[Stored entries]
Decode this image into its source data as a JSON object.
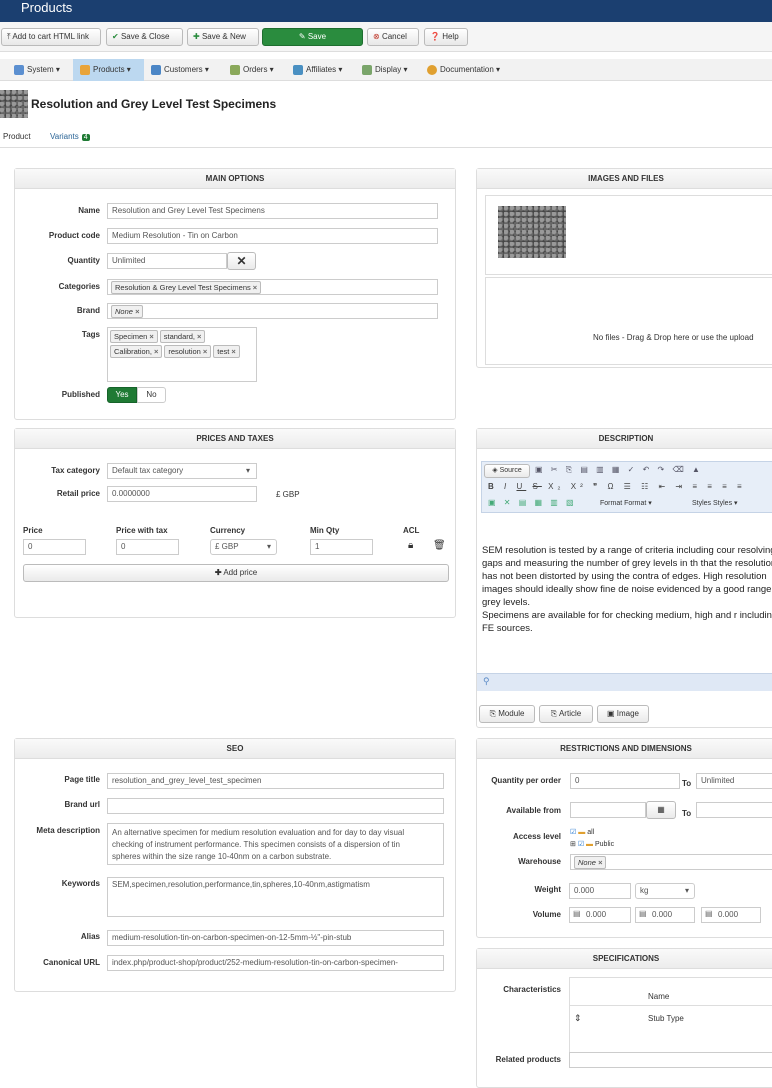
{
  "app": {
    "title": "Products"
  },
  "toolbar": {
    "add_to_cart": "Add to cart HTML link",
    "save_close": "Save & Close",
    "save_new": "Save & New",
    "save": "Save",
    "cancel": "Cancel",
    "help": "Help"
  },
  "menu": {
    "items": [
      "System",
      "Products",
      "Customers",
      "Orders",
      "Affiliates",
      "Display",
      "Documentation"
    ]
  },
  "page": {
    "title": "Resolution and Grey Level Test Specimens"
  },
  "tabs": {
    "product": "Product",
    "variants": "Variants",
    "variants_count": "4"
  },
  "main_options": {
    "heading": "MAIN OPTIONS",
    "name_label": "Name",
    "name_value": "Resolution and Grey Level Test Specimens",
    "code_label": "Product code",
    "code_value": "Medium Resolution - Tin on Carbon",
    "qty_label": "Quantity",
    "qty_value": "Unlimited",
    "cat_label": "Categories",
    "cat_value": "Resolution & Grey Level Test Specimens",
    "brand_label": "Brand",
    "brand_value": "None",
    "tags_label": "Tags",
    "tags": [
      "Specimen",
      "standard,",
      "Calibration,",
      "resolution",
      "test"
    ],
    "published_label": "Published",
    "yes": "Yes",
    "no": "No"
  },
  "images": {
    "heading": "IMAGES AND FILES",
    "dropzone": "No files - Drag & Drop here or use the upload"
  },
  "prices": {
    "heading": "PRICES AND TAXES",
    "tax_label": "Tax category",
    "tax_value": "Default tax category",
    "retail_label": "Retail price",
    "retail_value": "0.0000000",
    "retail_currency": "£ GBP",
    "col_price": "Price",
    "col_price_tax": "Price with tax",
    "col_currency": "Currency",
    "col_minqty": "Min Qty",
    "col_acl": "ACL",
    "price_value": "0",
    "price_tax_value": "0",
    "currency_value": "£ GBP",
    "minqty_value": "1",
    "add_price": "Add price"
  },
  "description": {
    "heading": "DESCRIPTION",
    "source": "Source",
    "format_label": "Format",
    "format_value": "Format",
    "styles_label": "Styles",
    "styles_value": "Styles",
    "text1": "SEM resolution is tested by a range of criteria including cour resolving gaps and measuring the number of grey levels in th that the resolution has not been distorted by using the contra of edges. High resolution images should ideally show fine de noise evidenced by a good range of grey levels.",
    "text2": "Specimens are available for for checking medium, high and r including FE sources.",
    "btn_module": "Module",
    "btn_article": "Article",
    "btn_image": "Image"
  },
  "seo": {
    "heading": "SEO",
    "page_title_label": "Page title",
    "page_title_value": "resolution_and_grey_level_test_specimen",
    "brand_url_label": "Brand url",
    "meta_label": "Meta description",
    "meta_value": "An alternative specimen for medium resolution evaluation and for day to day visual checking of instrument performance. This specimen consists of a dispersion of tin spheres within the size range 10-40nm on a carbon substrate.",
    "keywords_label": "Keywords",
    "keywords_value": "SEM,specimen,resolution,performance,tin,spheres,10-40nm,astigmatism",
    "alias_label": "Alias",
    "alias_value": "medium-resolution-tin-on-carbon-specimen-on-12-5mm-½\"-pin-stub",
    "canonical_label": "Canonical URL",
    "canonical_value": "index.php/product-shop/product/252-medium-resolution-tin-on-carbon-specimen-"
  },
  "restrictions": {
    "heading": "RESTRICTIONS AND DIMENSIONS",
    "qpo_label": "Quantity per order",
    "qpo_from": "0",
    "to": "To",
    "qpo_to": "Unlimited",
    "available_label": "Available from",
    "access_label": "Access level",
    "access_all": "all",
    "access_public": "Public",
    "warehouse_label": "Warehouse",
    "warehouse_value": "None",
    "weight_label": "Weight",
    "weight_value": "0.000",
    "weight_unit": "kg",
    "volume_label": "Volume",
    "vol1": "0.000",
    "vol2": "0.000",
    "vol3": "0.000"
  },
  "specifications": {
    "heading": "SPECIFICATIONS",
    "char_label": "Characteristics",
    "col_name": "Name",
    "row1": "Stub Type",
    "related_label": "Related products"
  }
}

> [WRITTEN EXERCISE]
All of the material above is to be copied exactly, except for its images.

> [CORRECT RESULT]
Decode this image into its source data as a JSON object.
{
  "app": {
    "title": "Products"
  },
  "toolbar": {
    "add_to_cart": "Add to cart HTML link",
    "save_close": "Save & Close",
    "save_new": "Save & New",
    "save": "Save",
    "cancel": "Cancel",
    "help": "Help"
  },
  "menu": {
    "items": [
      "System",
      "Products",
      "Customers",
      "Orders",
      "Affiliates",
      "Display",
      "Documentation"
    ]
  },
  "page": {
    "title": "Resolution and Grey Level Test Specimens"
  },
  "tabs": {
    "product": "Product",
    "variants": "Variants",
    "variants_count": "4"
  },
  "main_options": {
    "heading": "MAIN OPTIONS",
    "name_label": "Name",
    "name_value": "Resolution and Grey Level Test Specimens",
    "code_label": "Product code",
    "code_value": "Medium Resolution - Tin on Carbon",
    "qty_label": "Quantity",
    "qty_value": "Unlimited",
    "cat_label": "Categories",
    "cat_value": "Resolution & Grey Level Test Specimens",
    "brand_label": "Brand",
    "brand_value": "None",
    "tags_label": "Tags",
    "tags": [
      "Specimen",
      "standard,",
      "Calibration,",
      "resolution",
      "test"
    ],
    "published_label": "Published",
    "yes": "Yes",
    "no": "No"
  },
  "images": {
    "heading": "IMAGES AND FILES",
    "dropzone": "No files - Drag & Drop here or use the upload"
  },
  "prices": {
    "heading": "PRICES AND TAXES",
    "tax_label": "Tax category",
    "tax_value": "Default tax category",
    "retail_label": "Retail price",
    "retail_value": "0.0000000",
    "retail_currency": "£ GBP",
    "col_price": "Price",
    "col_price_tax": "Price with tax",
    "col_currency": "Currency",
    "col_minqty": "Min Qty",
    "col_acl": "ACL",
    "price_value": "0",
    "price_tax_value": "0",
    "currency_value": "£ GBP",
    "minqty_value": "1",
    "add_price": "Add price"
  },
  "description": {
    "heading": "DESCRIPTION",
    "source": "Source",
    "format_label": "Format",
    "format_value": "Format",
    "styles_label": "Styles",
    "styles_value": "Styles",
    "text1": "SEM resolution is tested by a range of criteria including cour resolving gaps and measuring the number of grey levels in th that the resolution has not been distorted by using the contra of edges. High resolution images should ideally show fine de noise evidenced by a good range of grey levels.",
    "text2": "Specimens are available for for checking medium, high and r including FE sources.",
    "btn_module": "Module",
    "btn_article": "Article",
    "btn_image": "Image"
  },
  "seo": {
    "heading": "SEO",
    "page_title_label": "Page title",
    "page_title_value": "resolution_and_grey_level_test_specimen",
    "brand_url_label": "Brand url",
    "meta_label": "Meta description",
    "meta_value": "An alternative specimen for medium resolution evaluation and for day to day visual checking of instrument performance. This specimen consists of a dispersion of tin spheres within the size range 10-40nm on a carbon substrate.",
    "keywords_label": "Keywords",
    "keywords_value": "SEM,specimen,resolution,performance,tin,spheres,10-40nm,astigmatism",
    "alias_label": "Alias",
    "alias_value": "medium-resolution-tin-on-carbon-specimen-on-12-5mm-½\"-pin-stub",
    "canonical_label": "Canonical URL",
    "canonical_value": "index.php/product-shop/product/252-medium-resolution-tin-on-carbon-specimen-"
  },
  "restrictions": {
    "heading": "RESTRICTIONS AND DIMENSIONS",
    "qpo_label": "Quantity per order",
    "qpo_from": "0",
    "to": "To",
    "qpo_to": "Unlimited",
    "available_label": "Available from",
    "access_label": "Access level",
    "access_all": "all",
    "access_public": "Public",
    "warehouse_label": "Warehouse",
    "warehouse_value": "None",
    "weight_label": "Weight",
    "weight_value": "0.000",
    "weight_unit": "kg",
    "volume_label": "Volume",
    "vol1": "0.000",
    "vol2": "0.000",
    "vol3": "0.000"
  },
  "specifications": {
    "heading": "SPECIFICATIONS",
    "char_label": "Characteristics",
    "col_name": "Name",
    "row1": "Stub Type",
    "related_label": "Related products"
  }
}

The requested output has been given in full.